*GOAL*.
Quote all lines below exactly. Images stay out.
** Begin RECORD SET **
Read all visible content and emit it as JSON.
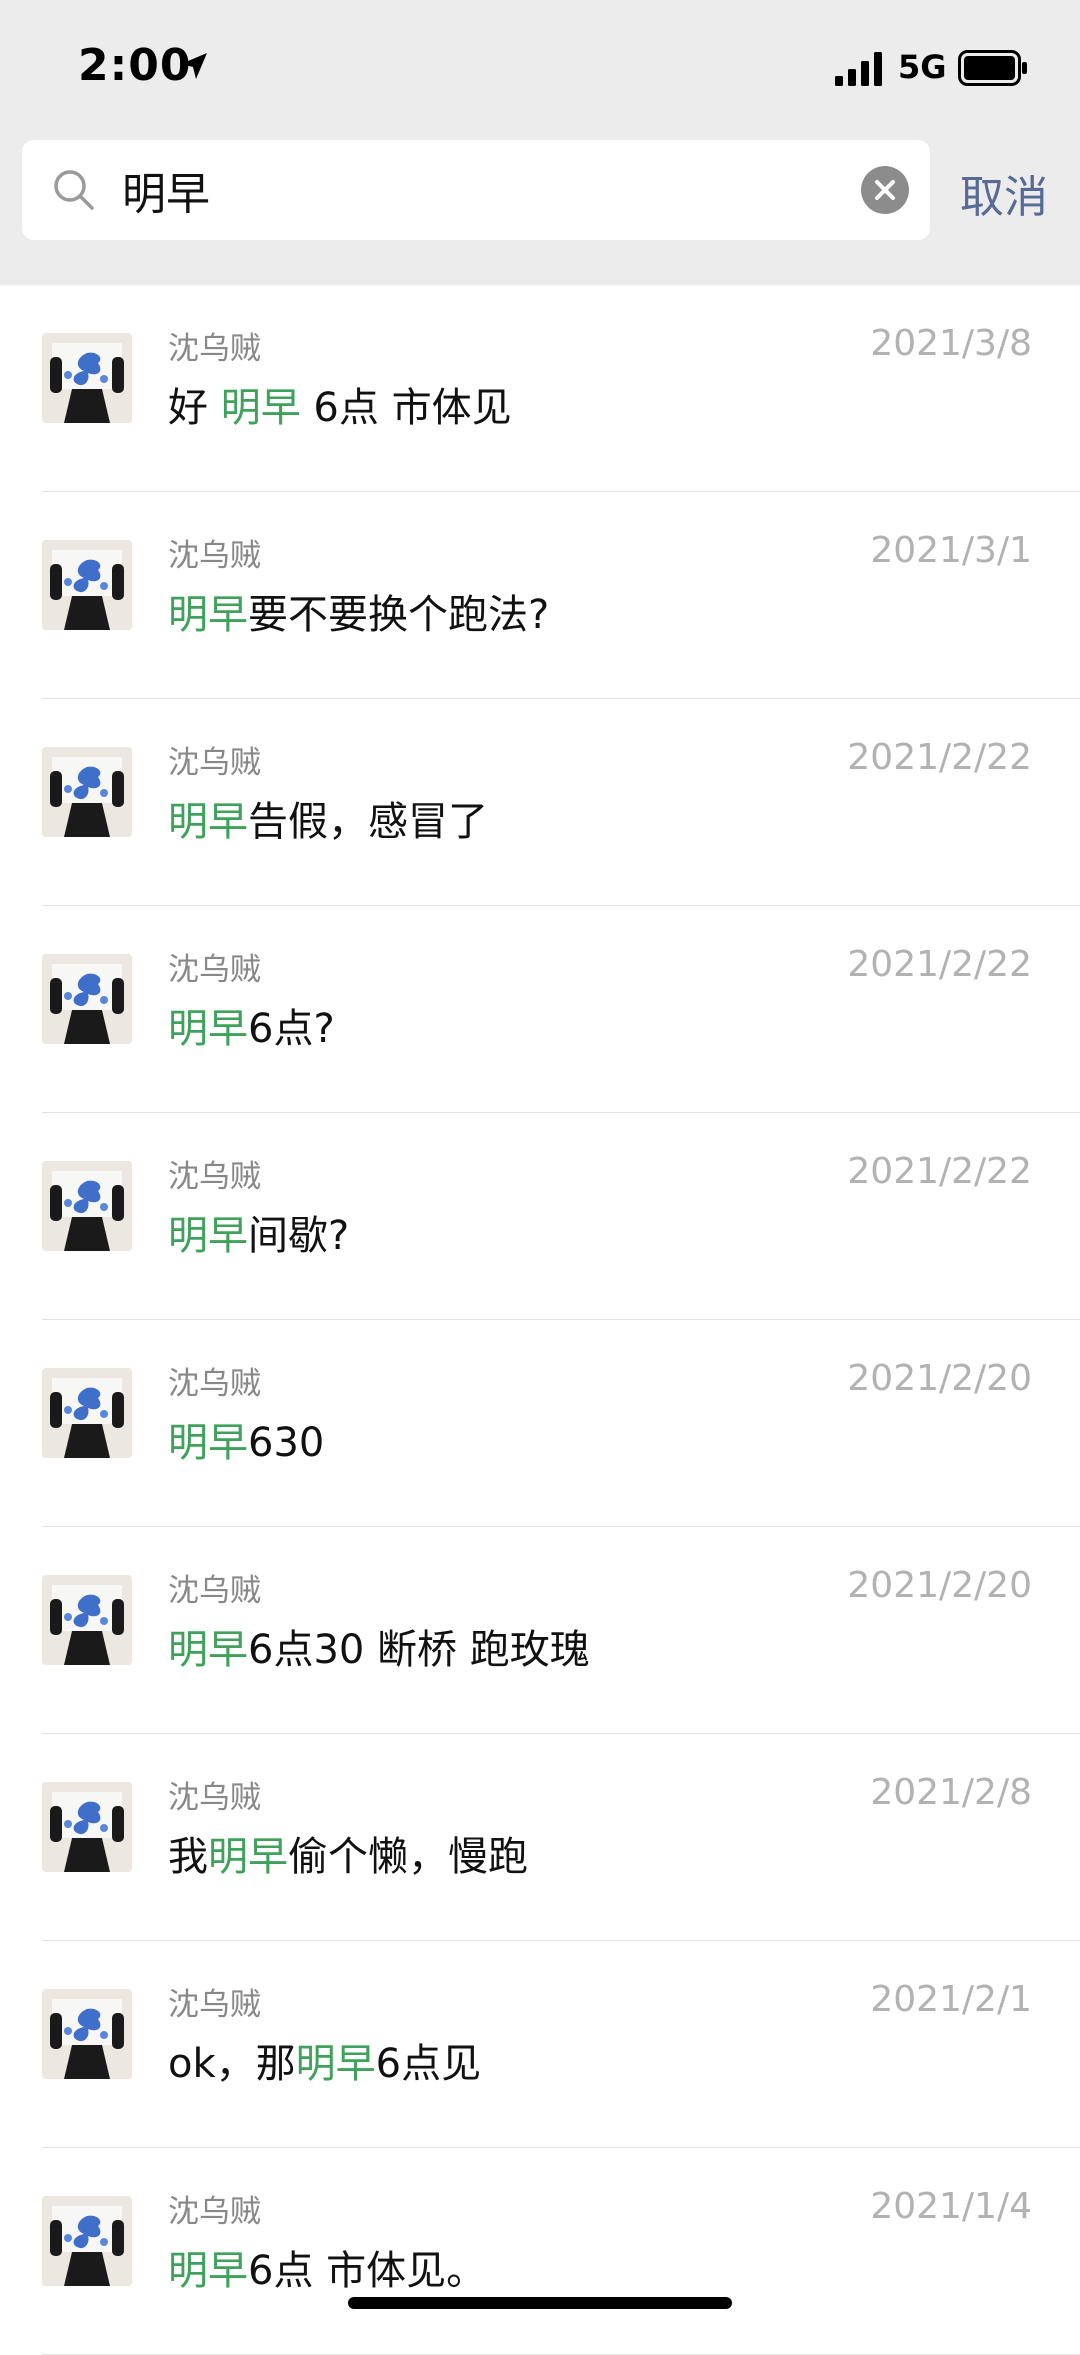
{
  "status_bar": {
    "time": "2:00",
    "network": "5G"
  },
  "search": {
    "query": "明早",
    "cancel_label": "取消"
  },
  "highlight_color": "#3fa25a",
  "results": [
    {
      "sender": "沈乌贼",
      "date": "2021/3/8",
      "before": "好 ",
      "keyword": "明早",
      "after": " 6点 市体见"
    },
    {
      "sender": "沈乌贼",
      "date": "2021/3/1",
      "before": "",
      "keyword": "明早",
      "after": "要不要换个跑法?"
    },
    {
      "sender": "沈乌贼",
      "date": "2021/2/22",
      "before": "",
      "keyword": "明早",
      "after": "告假，感冒了"
    },
    {
      "sender": "沈乌贼",
      "date": "2021/2/22",
      "before": "",
      "keyword": "明早",
      "after": "6点?"
    },
    {
      "sender": "沈乌贼",
      "date": "2021/2/22",
      "before": "",
      "keyword": "明早",
      "after": "间歇?"
    },
    {
      "sender": "沈乌贼",
      "date": "2021/2/20",
      "before": "",
      "keyword": "明早",
      "after": "630"
    },
    {
      "sender": "沈乌贼",
      "date": "2021/2/20",
      "before": "",
      "keyword": "明早",
      "after": "6点30 断桥 跑玫瑰"
    },
    {
      "sender": "沈乌贼",
      "date": "2021/2/8",
      "before": "我",
      "keyword": "明早",
      "after": "偷个懒，慢跑"
    },
    {
      "sender": "沈乌贼",
      "date": "2021/2/1",
      "before": "ok，那",
      "keyword": "明早",
      "after": "6点见"
    },
    {
      "sender": "沈乌贼",
      "date": "2021/1/4",
      "before": "",
      "keyword": "明早",
      "after": "6点 市体见。"
    }
  ]
}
** End RECORD SET **
*TASK RESPONSE*.
Read all visible content and emit it as JSON.
{
  "status_bar": {
    "time": "2:00",
    "network": "5G"
  },
  "search": {
    "query": "明早",
    "cancel_label": "取消"
  },
  "highlight_color": "#3fa25a",
  "results": [
    {
      "sender": "沈乌贼",
      "date": "2021/3/8",
      "before": "好 ",
      "keyword": "明早",
      "after": " 6点 市体见"
    },
    {
      "sender": "沈乌贼",
      "date": "2021/3/1",
      "before": "",
      "keyword": "明早",
      "after": "要不要换个跑法?"
    },
    {
      "sender": "沈乌贼",
      "date": "2021/2/22",
      "before": "",
      "keyword": "明早",
      "after": "告假，感冒了"
    },
    {
      "sender": "沈乌贼",
      "date": "2021/2/22",
      "before": "",
      "keyword": "明早",
      "after": "6点?"
    },
    {
      "sender": "沈乌贼",
      "date": "2021/2/22",
      "before": "",
      "keyword": "明早",
      "after": "间歇?"
    },
    {
      "sender": "沈乌贼",
      "date": "2021/2/20",
      "before": "",
      "keyword": "明早",
      "after": "630"
    },
    {
      "sender": "沈乌贼",
      "date": "2021/2/20",
      "before": "",
      "keyword": "明早",
      "after": "6点30 断桥 跑玫瑰"
    },
    {
      "sender": "沈乌贼",
      "date": "2021/2/8",
      "before": "我",
      "keyword": "明早",
      "after": "偷个懒，慢跑"
    },
    {
      "sender": "沈乌贼",
      "date": "2021/2/1",
      "before": "ok，那",
      "keyword": "明早",
      "after": "6点见"
    },
    {
      "sender": "沈乌贼",
      "date": "2021/1/4",
      "before": "",
      "keyword": "明早",
      "after": "6点 市体见。"
    }
  ]
}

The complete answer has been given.